Records for processing —
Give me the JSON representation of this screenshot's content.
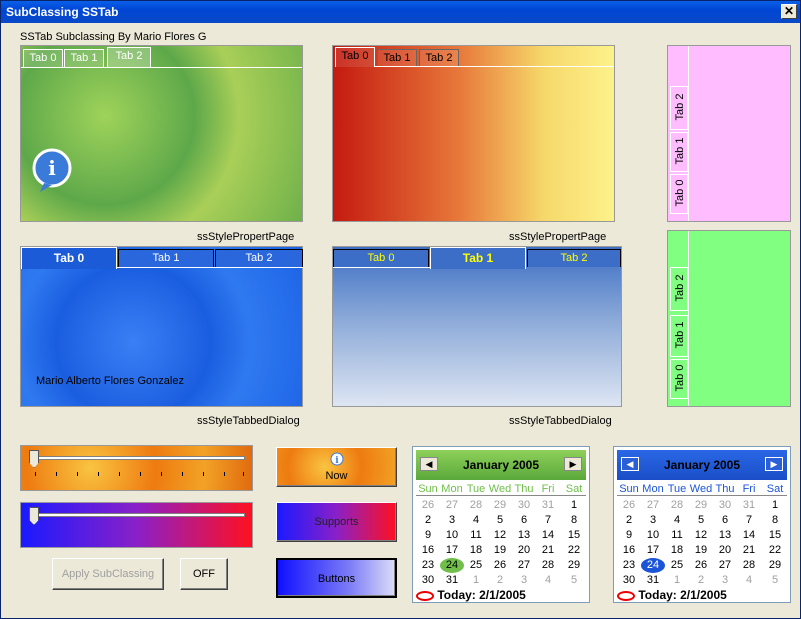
{
  "window": {
    "title": "SubClassing SSTab",
    "close_glyph": "✕"
  },
  "header_text": "SSTab Subclassing By Mario Flores G",
  "tabs_row1_left": {
    "tabs": [
      "Tab 0",
      "Tab 1",
      "Tab 2"
    ],
    "caption": "ssStylePropertPage"
  },
  "tabs_row1_mid": {
    "tabs": [
      "Tab 0",
      "Tab 1",
      "Tab 2"
    ],
    "caption": "ssStylePropertPage"
  },
  "tabs_right_pink": {
    "tabs": [
      "Tab 0",
      "Tab 1",
      "Tab 2"
    ]
  },
  "tabs_right_green": {
    "tabs": [
      "Tab 0",
      "Tab 1",
      "Tab 2"
    ]
  },
  "tabs_row2_left": {
    "tabs": [
      "Tab 0",
      "Tab 1",
      "Tab 2"
    ],
    "caption": "ssStyleTabbedDialog",
    "author": "Mario Alberto Flores Gonzalez"
  },
  "tabs_row2_mid": {
    "tabs": [
      "Tab 0",
      "Tab 1",
      "Tab 2"
    ],
    "caption": "ssStyleTabbedDialog"
  },
  "buttons": {
    "now": "Now",
    "supports": "Supports",
    "buttons": "Buttons",
    "apply": "Apply SubClassing",
    "off": "OFF"
  },
  "calendar": {
    "month": "January 2005",
    "days": [
      "Sun",
      "Mon",
      "Tue",
      "Wed",
      "Thu",
      "Fri",
      "Sat"
    ],
    "weeks": [
      [
        "26",
        "27",
        "28",
        "29",
        "30",
        "31",
        "1"
      ],
      [
        "2",
        "3",
        "4",
        "5",
        "6",
        "7",
        "8"
      ],
      [
        "9",
        "10",
        "11",
        "12",
        "13",
        "14",
        "15"
      ],
      [
        "16",
        "17",
        "18",
        "19",
        "20",
        "21",
        "22"
      ],
      [
        "23",
        "24",
        "25",
        "26",
        "27",
        "28",
        "29"
      ],
      [
        "30",
        "31",
        "1",
        "2",
        "3",
        "4",
        "5"
      ]
    ],
    "today": "Today: 2/1/2005",
    "selected_day": "24"
  },
  "colors": {
    "title_blue": "#0046d5",
    "cal1_head": "#6fbf4a",
    "cal2_head": "#1c54d8"
  }
}
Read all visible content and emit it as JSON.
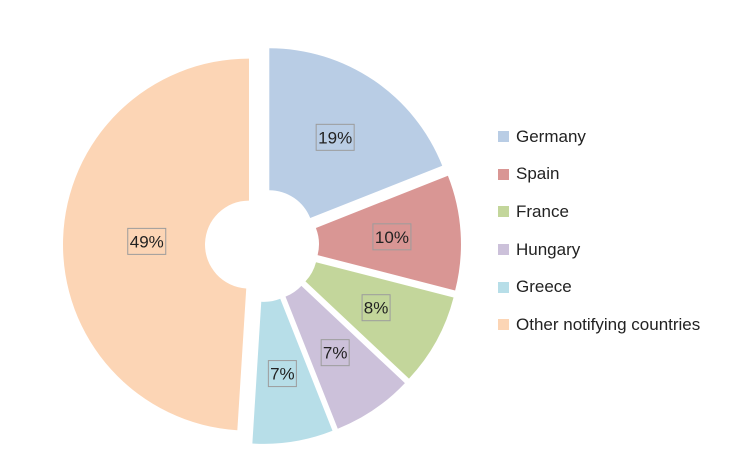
{
  "chart_data": {
    "type": "pie",
    "title": "",
    "categories": [
      "Germany",
      "Spain",
      "France",
      "Hungary",
      "Greece",
      "Other notifying countries"
    ],
    "values": [
      19,
      10,
      8,
      7,
      7,
      49
    ],
    "labels": [
      "19%",
      "10%",
      "8%",
      "7%",
      "7%",
      "49%"
    ],
    "unit": "%",
    "colors": [
      "#b9cde5",
      "#d99694",
      "#c3d69b",
      "#ccc1da",
      "#b7dee8",
      "#fcd5b5"
    ],
    "donut_hole": true,
    "exploded": true,
    "legend_position": "right"
  }
}
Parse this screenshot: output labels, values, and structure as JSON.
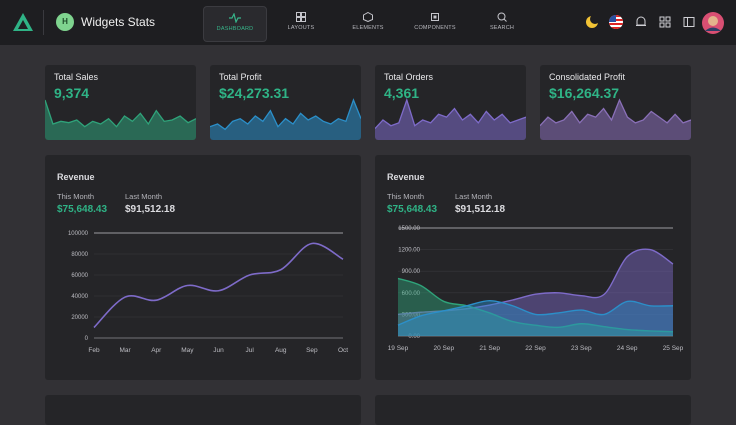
{
  "header": {
    "logo_letter": "H",
    "title": "Widgets Stats",
    "nav": [
      "DASHBOARD",
      "LAYOUTS",
      "ELEMENTS",
      "COMPONENTS",
      "SEARCH"
    ]
  },
  "cards": [
    {
      "title": "Total Sales",
      "value": "9,374",
      "color": "#2fa37a",
      "values": [
        30,
        12,
        14,
        13,
        15,
        10,
        14,
        12,
        16,
        10,
        18,
        14,
        20,
        12,
        22,
        14,
        15,
        18,
        13,
        16
      ]
    },
    {
      "title": "Total Profit",
      "value": "$24,273.31",
      "color": "#2b8fc9",
      "values": [
        10,
        12,
        8,
        14,
        16,
        12,
        18,
        14,
        22,
        10,
        16,
        12,
        20,
        15,
        18,
        14,
        12,
        16,
        14,
        30,
        16
      ]
    },
    {
      "title": "Total Orders",
      "value": "4,361",
      "color": "#7e6bc9",
      "values": [
        8,
        14,
        10,
        12,
        28,
        10,
        14,
        12,
        18,
        16,
        22,
        14,
        18,
        12,
        20,
        14,
        18,
        12,
        14,
        16
      ]
    },
    {
      "title": "Consolidated Profit",
      "value": "$16,264.37",
      "color": "#8a70b8",
      "values": [
        10,
        16,
        12,
        14,
        20,
        12,
        18,
        16,
        22,
        14,
        28,
        16,
        12,
        14,
        20,
        16,
        12,
        18,
        12,
        14
      ]
    }
  ],
  "charts": [
    {
      "type": "line",
      "title": "Revenue",
      "this_month_label": "This Month",
      "this_month": "$75,648.43",
      "last_month_label": "Last Month",
      "last_month": "$91,512.18",
      "categories": [
        "Feb",
        "Mar",
        "Apr",
        "May",
        "Jun",
        "Jul",
        "Aug",
        "Sep",
        "Oct"
      ],
      "series": [
        {
          "color": "#7e6bc9",
          "values": [
            10000,
            39000,
            36000,
            50000,
            45000,
            60000,
            65000,
            90000,
            75000
          ]
        }
      ],
      "ylim": [
        0,
        100000
      ],
      "yticks": [
        0,
        20000,
        40000,
        60000,
        80000,
        100000
      ],
      "grid": true
    },
    {
      "type": "area",
      "title": "Revenue",
      "this_month_label": "This Month",
      "this_month": "$75,648.43",
      "last_month_label": "Last Month",
      "last_month": "$91,512.18",
      "categories": [
        "19 Sep",
        null,
        "20 Sep",
        null,
        "21 Sep",
        null,
        "22 Sep",
        null,
        "23 Sep",
        null,
        "24 Sep",
        null,
        "25 Sep"
      ],
      "series": [
        {
          "color": "#7e6bc9",
          "values": [
            300,
            330,
            350,
            380,
            430,
            500,
            580,
            600,
            560,
            580,
            1100,
            1200,
            1000
          ]
        },
        {
          "color": "#2fa37a",
          "values": [
            800,
            700,
            480,
            420,
            320,
            200,
            150,
            120,
            170,
            130,
            90,
            70,
            60
          ]
        },
        {
          "color": "#2b8fc9",
          "values": [
            150,
            280,
            350,
            420,
            490,
            420,
            300,
            320,
            360,
            300,
            480,
            420,
            420
          ]
        }
      ],
      "ylim": [
        0,
        1500
      ],
      "yticks": [
        {
          "value": 0,
          "label": "0.00"
        },
        {
          "value": 300,
          "label": "300.00"
        },
        {
          "value": 600,
          "label": "600.00"
        },
        {
          "value": 900,
          "label": "900.00"
        },
        {
          "value": 1200,
          "label": "1200.00"
        },
        {
          "value": 1500,
          "label": "1500.00"
        }
      ],
      "grid": true
    }
  ]
}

Given problem —
Reproduce all the records verbatim, excluding images.

Full solution —
Give me the JSON representation of this screenshot's content.
{
  "window": {
    "title": "SubClassing SSTab",
    "close_glyph": "✕"
  },
  "header_text": "SSTab Subclassing By Mario Flores G",
  "tabs_row1_left": {
    "tabs": [
      "Tab 0",
      "Tab 1",
      "Tab 2"
    ],
    "caption": "ssStylePropertPage"
  },
  "tabs_row1_mid": {
    "tabs": [
      "Tab 0",
      "Tab 1",
      "Tab 2"
    ],
    "caption": "ssStylePropertPage"
  },
  "tabs_right_pink": {
    "tabs": [
      "Tab 0",
      "Tab 1",
      "Tab 2"
    ]
  },
  "tabs_right_green": {
    "tabs": [
      "Tab 0",
      "Tab 1",
      "Tab 2"
    ]
  },
  "tabs_row2_left": {
    "tabs": [
      "Tab 0",
      "Tab 1",
      "Tab 2"
    ],
    "caption": "ssStyleTabbedDialog",
    "author": "Mario Alberto Flores Gonzalez"
  },
  "tabs_row2_mid": {
    "tabs": [
      "Tab 0",
      "Tab 1",
      "Tab 2"
    ],
    "caption": "ssStyleTabbedDialog"
  },
  "buttons": {
    "now": "Now",
    "supports": "Supports",
    "buttons": "Buttons",
    "apply": "Apply SubClassing",
    "off": "OFF"
  },
  "calendar": {
    "month": "January 2005",
    "days": [
      "Sun",
      "Mon",
      "Tue",
      "Wed",
      "Thu",
      "Fri",
      "Sat"
    ],
    "weeks": [
      [
        "26",
        "27",
        "28",
        "29",
        "30",
        "31",
        "1"
      ],
      [
        "2",
        "3",
        "4",
        "5",
        "6",
        "7",
        "8"
      ],
      [
        "9",
        "10",
        "11",
        "12",
        "13",
        "14",
        "15"
      ],
      [
        "16",
        "17",
        "18",
        "19",
        "20",
        "21",
        "22"
      ],
      [
        "23",
        "24",
        "25",
        "26",
        "27",
        "28",
        "29"
      ],
      [
        "30",
        "31",
        "1",
        "2",
        "3",
        "4",
        "5"
      ]
    ],
    "today": "Today: 2/1/2005",
    "selected_day": "24"
  },
  "colors": {
    "title_blue": "#0046d5",
    "cal1_head": "#6fbf4a",
    "cal2_head": "#1c54d8"
  }
}
Read all visible content and emit it as JSON.
{
  "chart_data": {
    "type": "pie",
    "title": "",
    "categories": [
      "Germany",
      "Spain",
      "France",
      "Hungary",
      "Greece",
      "Other notifying countries"
    ],
    "values": [
      19,
      10,
      8,
      7,
      7,
      49
    ],
    "labels": [
      "19%",
      "10%",
      "8%",
      "7%",
      "7%",
      "49%"
    ],
    "unit": "%",
    "colors": [
      "#b9cde5",
      "#d99694",
      "#c3d69b",
      "#ccc1da",
      "#b7dee8",
      "#fcd5b5"
    ],
    "donut_hole": true,
    "exploded": true,
    "legend_position": "right"
  }
}
Parse this screenshot: output labels, values, and structure as JSON.
{
  "header": {
    "logo_letter": "H",
    "title": "Widgets Stats",
    "nav": [
      "DASHBOARD",
      "LAYOUTS",
      "ELEMENTS",
      "COMPONENTS",
      "SEARCH"
    ]
  },
  "cards": [
    {
      "title": "Total Sales",
      "value": "9,374",
      "color": "#2fa37a",
      "values": [
        30,
        12,
        14,
        13,
        15,
        10,
        14,
        12,
        16,
        10,
        18,
        14,
        20,
        12,
        22,
        14,
        15,
        18,
        13,
        16
      ]
    },
    {
      "title": "Total Profit",
      "value": "$24,273.31",
      "color": "#2b8fc9",
      "values": [
        10,
        12,
        8,
        14,
        16,
        12,
        18,
        14,
        22,
        10,
        16,
        12,
        20,
        15,
        18,
        14,
        12,
        16,
        14,
        30,
        16
      ]
    },
    {
      "title": "Total Orders",
      "value": "4,361",
      "color": "#7e6bc9",
      "values": [
        8,
        14,
        10,
        12,
        28,
        10,
        14,
        12,
        18,
        16,
        22,
        14,
        18,
        12,
        20,
        14,
        18,
        12,
        14,
        16
      ]
    },
    {
      "title": "Consolidated Profit",
      "value": "$16,264.37",
      "color": "#8a70b8",
      "values": [
        10,
        16,
        12,
        14,
        20,
        12,
        18,
        16,
        22,
        14,
        28,
        16,
        12,
        14,
        20,
        16,
        12,
        18,
        12,
        14
      ]
    }
  ],
  "charts": [
    {
      "type": "line",
      "title": "Revenue",
      "this_month_label": "This Month",
      "this_month": "$75,648.43",
      "last_month_label": "Last Month",
      "last_month": "$91,512.18",
      "categories": [
        "Feb",
        "Mar",
        "Apr",
        "May",
        "Jun",
        "Jul",
        "Aug",
        "Sep",
        "Oct"
      ],
      "series": [
        {
          "color": "#7e6bc9",
          "values": [
            10000,
            39000,
            36000,
            50000,
            45000,
            60000,
            65000,
            90000,
            75000
          ]
        }
      ],
      "ylim": [
        0,
        100000
      ],
      "yticks": [
        0,
        20000,
        40000,
        60000,
        80000,
        100000
      ],
      "grid": true
    },
    {
      "type": "area",
      "title": "Revenue",
      "this_month_label": "This Month",
      "this_month": "$75,648.43",
      "last_month_label": "Last Month",
      "last_month": "$91,512.18",
      "categories": [
        "19 Sep",
        null,
        "20 Sep",
        null,
        "21 Sep",
        null,
        "22 Sep",
        null,
        "23 Sep",
        null,
        "24 Sep",
        null,
        "25 Sep"
      ],
      "series": [
        {
          "color": "#7e6bc9",
          "values": [
            300,
            330,
            350,
            380,
            430,
            500,
            580,
            600,
            560,
            580,
            1100,
            1200,
            1000
          ]
        },
        {
          "color": "#2fa37a",
          "values": [
            800,
            700,
            480,
            420,
            320,
            200,
            150,
            120,
            170,
            130,
            90,
            70,
            60
          ]
        },
        {
          "color": "#2b8fc9",
          "values": [
            150,
            280,
            350,
            420,
            490,
            420,
            300,
            320,
            360,
            300,
            480,
            420,
            420
          ]
        }
      ],
      "ylim": [
        0,
        1500
      ],
      "yticks": [
        {
          "value": 0,
          "label": "0.00"
        },
        {
          "value": 300,
          "label": "300.00"
        },
        {
          "value": 600,
          "label": "600.00"
        },
        {
          "value": 900,
          "label": "900.00"
        },
        {
          "value": 1200,
          "label": "1200.00"
        },
        {
          "value": 1500,
          "label": "1500.00"
        }
      ],
      "grid": true
    }
  ]
}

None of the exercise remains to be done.